>> Begin RECORDS SHOWN
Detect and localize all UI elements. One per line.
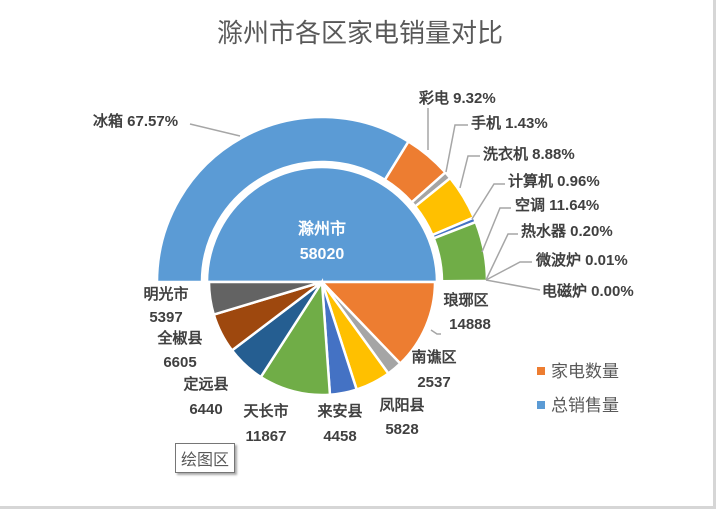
ring-label-2: 手机 1.43% — [471, 114, 548, 132]
total-value: 58020 — [300, 246, 345, 263]
legend-appliance-count: 家电数量 — [551, 362, 619, 381]
slice-total[interactable] — [205, 165, 439, 284]
district-value-2: 5828 — [385, 421, 418, 438]
district-value-0: 14888 — [449, 316, 491, 333]
leader-lines — [189, 108, 541, 335]
district-label-7: 明光市 — [143, 285, 188, 303]
legend-total-sales: 总销售量 — [551, 396, 619, 415]
district-value-4: 11867 — [246, 428, 287, 445]
district-value-6: 6605 — [163, 354, 196, 371]
district-value-3: 4458 — [323, 428, 356, 445]
district-value-1: 2537 — [417, 374, 450, 391]
legend: 家电数量 总销售量 — [537, 362, 619, 415]
legend-swatch-appliance-count — [537, 367, 545, 375]
ring-label-7: 微波炉 0.01% — [535, 251, 628, 269]
district-label-5: 定远县 — [183, 375, 228, 393]
district-value-7: 5397 — [149, 309, 182, 326]
district-label-6: 全椒县 — [156, 329, 202, 347]
ring-label-1: 彩电 9.32% — [418, 89, 496, 107]
ring-label-6: 热水器 0.20% — [521, 222, 613, 240]
district-label-2: 凤阳县 — [379, 397, 424, 414]
slice-district-7[interactable] — [207, 280, 323, 317]
ring-label-5: 空调 11.64% — [515, 196, 599, 214]
ring-segment-0[interactable] — [155, 115, 411, 284]
ring-label-0: 冰箱 67.57% — [93, 112, 178, 130]
district-label-3: 来安县 — [316, 402, 362, 420]
plot-area-tooltip: 绘图区 — [175, 443, 236, 473]
district-label-0: 琅琊区 — [443, 291, 488, 309]
slice-district-0[interactable] — [319, 280, 437, 366]
ring-label-4: 计算机 0.96% — [508, 172, 600, 190]
ring-segment-6[interactable] — [440, 279, 489, 284]
ring-label-8: 电磁炉 0.00% — [542, 282, 634, 300]
chart-title: 滁州市各区家电销量对比 — [217, 18, 503, 48]
district-label-1: 南谯区 — [411, 348, 456, 366]
district-label-4: 天长市 — [243, 402, 288, 420]
slice-district-4[interactable] — [259, 278, 332, 397]
ring-label-3: 洗衣机 8.88% — [483, 145, 575, 163]
total-label: 滁州市 — [298, 219, 346, 238]
legend-swatch-total-sales — [537, 401, 545, 409]
district-value-5: 6440 — [189, 401, 222, 418]
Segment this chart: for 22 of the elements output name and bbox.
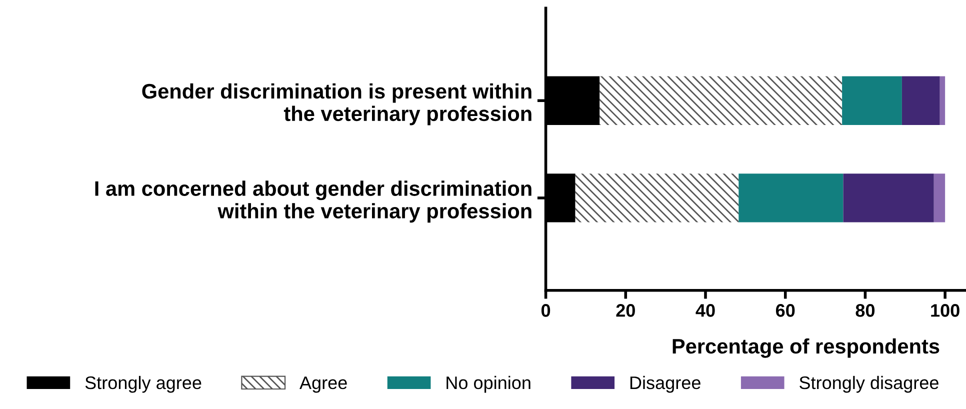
bar xyxy=(600,76,842,125)
x-tick-label: 20 xyxy=(616,304,635,317)
x-tick-label: 60 xyxy=(776,304,795,317)
bar xyxy=(842,76,902,125)
y-tick-label: I am concerned about gender discrimination within the veterinary profession xyxy=(95,180,532,223)
legend-label: No opinion xyxy=(446,376,530,393)
bar xyxy=(934,174,946,222)
bar xyxy=(902,76,940,125)
bar xyxy=(738,174,844,222)
bar xyxy=(843,174,934,222)
legend-label: Agree xyxy=(300,376,347,393)
bar xyxy=(940,76,946,125)
x-tick-label: 40 xyxy=(696,304,715,317)
x-tick-label: 80 xyxy=(856,304,875,317)
bar xyxy=(575,174,739,222)
legend-label: Strongly agree xyxy=(85,376,202,393)
y-tick-label: Gender discrimination is present within the veterinary profession xyxy=(142,83,532,126)
x-axis-title: Percentage of respondents xyxy=(672,338,940,358)
x-tick-label: 0 xyxy=(541,304,550,317)
legend-label: Disagree xyxy=(630,376,700,393)
x-tick-label: 100 xyxy=(931,304,960,317)
legend-label: Strongly disagree xyxy=(800,376,938,393)
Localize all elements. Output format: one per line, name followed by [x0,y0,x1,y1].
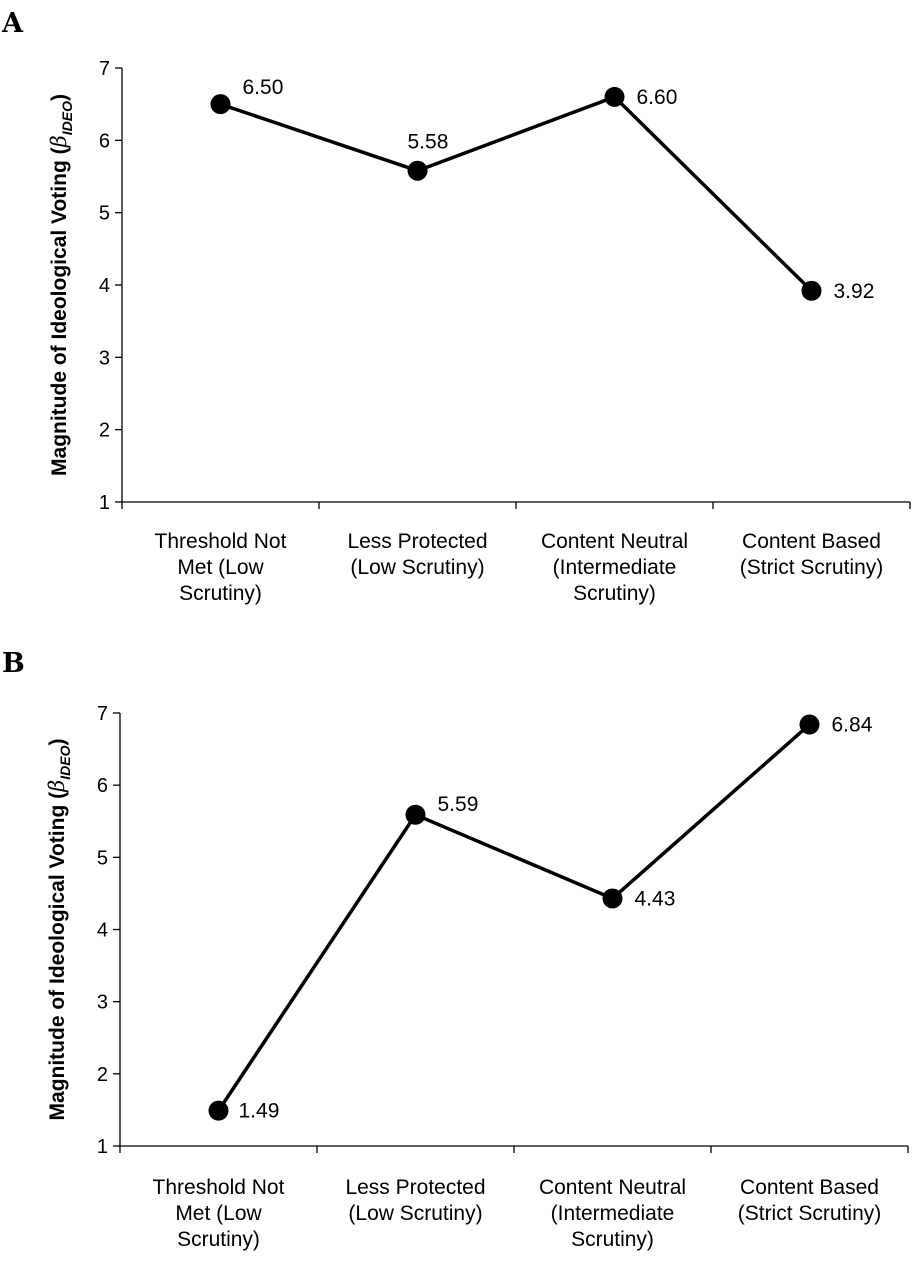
x-tick-label: Threshold Not Met (Low Scrutiny) [155,530,287,605]
y-tick-label: 6 [97,775,108,797]
data-label: 1.49 [239,1100,280,1123]
y-axis-title: Magnitude of Ideological Voting (βIDEO) [47,94,75,476]
data-label: 6.84 [832,714,873,737]
y-tick-label: 7 [97,703,108,725]
y-tick-label: 5 [97,847,108,869]
x-tick-label: Content Based (Strict Scrutiny) [740,530,884,579]
panel-label: A [1,8,24,39]
x-tick-label: Content Neutral (Intermediate Scrutiny) [541,530,688,605]
y-tick-label: 3 [99,347,110,369]
series-line [217,723,811,1112]
data-label: 6.50 [243,76,284,99]
data-point [407,160,428,181]
data-label: 5.58 [408,131,449,154]
data-label: 3.92 [834,280,875,303]
chart-panel-b: B 1 2 3 4 5 6 7 Threshold Not Met (Low Scrutiny) Le… [2,648,909,1251]
y-tick-label: 1 [97,1136,108,1158]
x-tick-label: Less Protected (Low Scrutiny) [345,1176,485,1225]
y-tick-label: 1 [99,492,110,514]
data-point [801,280,822,301]
x-tick-label: Threshold Not Met (Low Scrutiny) [153,1176,285,1251]
y-tick-label: 3 [97,992,108,1014]
data-label: 4.43 [635,887,676,910]
data-point [602,888,623,909]
y-tick-label: 4 [97,920,108,942]
chart-panel-a: A 1 2 3 4 5 6 7 Threshold Not Met (Low Scrutiny) Le… [1,8,911,605]
y-tick-label: 2 [99,420,110,442]
y-tick-label: 4 [99,275,110,297]
y-tick-label: 5 [99,203,110,225]
x-tick-label: Content Based (Strict Scrutiny) [738,1176,882,1225]
data-point [208,1100,229,1121]
y-tick-label: 6 [99,130,110,152]
x-tick-label: Content Neutral (Intermediate Scrutiny) [539,1176,686,1251]
data-point [799,714,820,735]
data-label: 6.60 [637,86,678,109]
panel-label: B [2,648,25,679]
y-axis-title: Magnitude of Ideological Voting (βIDEO) [45,739,73,1121]
y-tick-label: 7 [99,58,110,80]
x-tick-label: Less Protected (Low Scrutiny) [347,530,487,579]
y-tick-label: 2 [97,1064,108,1086]
data-point [405,804,426,825]
series-line [219,94,813,293]
data-label: 5.59 [438,793,479,816]
data-point [604,86,625,107]
data-point [210,94,231,115]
>> End RECORDS SHOWN
--- DIRECTIONS ---
Reproduce each of these lines word for word, omitting the pictures.

--- EXERCISE RESPONSE ---
Detect and localize all UI elements. One per line.
ring-label-2: 手机 1.43% — [471, 114, 548, 132]
total-value: 58020 — [300, 246, 345, 263]
legend-appliance-count: 家电数量 — [551, 362, 619, 381]
slice-total[interactable] — [205, 165, 439, 284]
district-value-2: 5828 — [385, 421, 418, 438]
district-value-0: 14888 — [449, 316, 491, 333]
leader-lines — [189, 108, 541, 335]
district-label-7: 明光市 — [143, 285, 188, 303]
legend-total-sales: 总销售量 — [551, 396, 619, 415]
district-value-4: 11867 — [246, 428, 287, 445]
district-value-6: 6605 — [163, 354, 196, 371]
district-value-3: 4458 — [323, 428, 356, 445]
district-value-1: 2537 — [417, 374, 450, 391]
legend: 家电数量 总销售量 — [537, 362, 619, 415]
legend-swatch-appliance-count — [537, 367, 545, 375]
ring-label-7: 微波炉 0.01% — [535, 251, 628, 269]
district-label-5: 定远县 — [183, 375, 228, 393]
district-value-7: 5397 — [149, 309, 182, 326]
district-label-6: 全椒县 — [156, 329, 202, 347]
ring-label-1: 彩电 9.32% — [418, 89, 496, 107]
ring-label-6: 热水器 0.20% — [521, 222, 613, 240]
district-label-2: 凤阳县 — [379, 397, 424, 414]
slice-district-7[interactable] — [207, 280, 323, 317]
ring-label-5: 空调 11.64% — [515, 196, 599, 214]
ring-segment-0[interactable] — [155, 115, 411, 284]
ring-label-0: 冰箱 67.57% — [93, 112, 178, 130]
district-label-3: 来安县 — [316, 402, 362, 420]
plot-area-tooltip: 绘图区 — [175, 443, 236, 473]
district-label-0: 琅琊区 — [443, 291, 488, 309]
slice-district-0[interactable] — [319, 280, 437, 366]
ring-label-4: 计算机 0.96% — [508, 172, 600, 190]
ring-segment-6[interactable] — [440, 279, 489, 284]
ring-label-8: 电磁炉 0.00% — [542, 282, 634, 300]
chart-title: 滁州市各区家电销量对比 — [217, 18, 503, 48]
district-label-1: 南谯区 — [411, 348, 456, 366]
district-label-4: 天长市 — [243, 402, 288, 420]
slice-district-4[interactable] — [259, 278, 332, 397]
ring-label-3: 洗衣机 8.88% — [483, 145, 575, 163]
total-label: 滁州市 — [298, 219, 346, 238]
legend-swatch-total-sales — [537, 401, 545, 409]
district-value-5: 6440 — [189, 401, 222, 418]
Segment this chart: for 22 of the elements output name and bbox.
bar xyxy=(600,76,842,125)
x-tick-label: 20 xyxy=(616,304,635,317)
x-tick-label: 60 xyxy=(776,304,795,317)
bar xyxy=(842,76,902,125)
y-tick-label: I am concerned about gender discrimination within the veterinary profession xyxy=(95,180,532,223)
legend-label: No opinion xyxy=(446,376,530,393)
bar xyxy=(934,174,946,222)
bar xyxy=(902,76,940,125)
bar xyxy=(738,174,844,222)
bar xyxy=(843,174,934,222)
legend-label: Agree xyxy=(300,376,347,393)
bar xyxy=(940,76,946,125)
x-tick-label: 40 xyxy=(696,304,715,317)
x-tick-label: 80 xyxy=(856,304,875,317)
bar xyxy=(575,174,739,222)
legend-label: Strongly agree xyxy=(85,376,202,393)
y-tick-label: Gender discrimination is present within the veterinary profession xyxy=(142,83,532,126)
x-axis-title: Percentage of respondents xyxy=(672,338,940,358)
x-tick-label: 0 xyxy=(541,304,550,317)
legend-label: Disagree xyxy=(630,376,700,393)
x-tick-label: 100 xyxy=(931,304,960,317)
legend-label: Strongly disagree xyxy=(800,376,938,393)
Localize all elements. Output format: one per line, name followed by [x0,y0,x1,y1].
x-tick-label: Threshold Not Met (Low Scrutiny) [155,530,287,605]
y-tick-label: 6 [97,775,108,797]
data-label: 1.49 [239,1100,280,1123]
y-axis-title: Magnitude of Ideological Voting (βIDEO) [47,94,75,476]
data-label: 6.84 [832,714,873,737]
y-tick-label: 7 [97,703,108,725]
y-tick-label: 5 [97,847,108,869]
x-tick-label: Content Based (Strict Scrutiny) [740,530,884,579]
panel-label: A [1,8,24,39]
x-tick-label: Content Neutral (Intermediate Scrutiny) [541,530,688,605]
y-tick-label: 3 [99,347,110,369]
series-line [217,723,811,1112]
data-label: 6.50 [243,76,284,99]
data-point [407,160,428,181]
data-label: 5.58 [408,131,449,154]
data-label: 3.92 [834,280,875,303]
chart-panel-b: B 1 2 3 4 5 6 7 Threshold Not Met (Low Scrutiny) Le… [2,648,909,1251]
y-tick-label: 1 [97,1136,108,1158]
x-tick-label: Less Protected (Low Scrutiny) [345,1176,485,1225]
y-tick-label: 1 [99,492,110,514]
data-point [801,280,822,301]
x-tick-label: Threshold Not Met (Low Scrutiny) [153,1176,285,1251]
y-tick-label: 3 [97,992,108,1014]
data-label: 4.43 [635,887,676,910]
data-point [602,888,623,909]
y-tick-label: 4 [97,920,108,942]
chart-panel-a: A 1 2 3 4 5 6 7 Threshold Not Met (Low Scrutiny) Le… [1,8,911,605]
y-tick-label: 2 [99,420,110,442]
y-tick-label: 4 [99,275,110,297]
y-tick-label: 5 [99,203,110,225]
x-tick-label: Content Based (Strict Scrutiny) [738,1176,882,1225]
data-point [208,1100,229,1121]
y-tick-label: 6 [99,130,110,152]
x-tick-label: Content Neutral (Intermediate Scrutiny) [539,1176,686,1251]
data-point [799,714,820,735]
data-label: 6.60 [637,86,678,109]
panel-label: B [2,648,25,679]
y-axis-title: Magnitude of Ideological Voting (βIDEO) [45,739,73,1121]
y-tick-label: 7 [99,58,110,80]
x-tick-label: Less Protected (Low Scrutiny) [347,530,487,579]
y-tick-label: 2 [97,1064,108,1086]
data-point [405,804,426,825]
series-line [219,94,813,293]
data-label: 5.59 [438,793,479,816]
data-point [604,86,625,107]
data-point [210,94,231,115]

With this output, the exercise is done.